■ Direction
Repeat the listing in full. Nothing may be added or left out.

— START OF Records provided —

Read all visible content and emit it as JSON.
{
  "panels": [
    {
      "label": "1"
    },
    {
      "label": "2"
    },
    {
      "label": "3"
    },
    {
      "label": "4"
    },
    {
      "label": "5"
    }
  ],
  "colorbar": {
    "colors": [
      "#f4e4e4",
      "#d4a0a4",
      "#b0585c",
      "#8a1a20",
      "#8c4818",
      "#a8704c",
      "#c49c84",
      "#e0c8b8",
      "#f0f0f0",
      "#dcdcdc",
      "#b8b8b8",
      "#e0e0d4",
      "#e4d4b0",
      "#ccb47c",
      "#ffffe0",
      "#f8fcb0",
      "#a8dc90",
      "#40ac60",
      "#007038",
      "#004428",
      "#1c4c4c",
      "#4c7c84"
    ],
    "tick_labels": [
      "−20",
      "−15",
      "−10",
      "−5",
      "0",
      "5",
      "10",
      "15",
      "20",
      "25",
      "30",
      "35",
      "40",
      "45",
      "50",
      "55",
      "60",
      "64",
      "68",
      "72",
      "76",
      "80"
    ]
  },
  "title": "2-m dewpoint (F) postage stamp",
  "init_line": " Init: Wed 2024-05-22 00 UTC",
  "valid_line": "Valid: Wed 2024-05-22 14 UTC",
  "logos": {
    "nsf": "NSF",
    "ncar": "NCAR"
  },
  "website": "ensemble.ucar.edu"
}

— END OF Records provided —

■ Exercise result
Read all visible content and emit it as JSON.
{
  "panels": [
    {
      "label": "1"
    },
    {
      "label": "2"
    },
    {
      "label": "3"
    },
    {
      "label": "4"
    },
    {
      "label": "5"
    }
  ],
  "colorbar": {
    "colors": [
      "#f4e4e4",
      "#d4a0a4",
      "#b0585c",
      "#8a1a20",
      "#8c4818",
      "#a8704c",
      "#c49c84",
      "#e0c8b8",
      "#f0f0f0",
      "#dcdcdc",
      "#b8b8b8",
      "#e0e0d4",
      "#e4d4b0",
      "#ccb47c",
      "#ffffe0",
      "#f8fcb0",
      "#a8dc90",
      "#40ac60",
      "#007038",
      "#004428",
      "#1c4c4c",
      "#4c7c84"
    ],
    "tick_labels": [
      "−20",
      "−15",
      "−10",
      "−5",
      "0",
      "5",
      "10",
      "15",
      "20",
      "25",
      "30",
      "35",
      "40",
      "45",
      "50",
      "55",
      "60",
      "64",
      "68",
      "72",
      "76",
      "80"
    ]
  },
  "title": "2-m dewpoint (F) postage stamp",
  "init_line": " Init: Wed 2024-05-22 00 UTC",
  "valid_line": "Valid: Wed 2024-05-22 14 UTC",
  "logos": {
    "nsf": "NSF",
    "ncar": "NCAR"
  },
  "website": "ensemble.ucar.edu"
}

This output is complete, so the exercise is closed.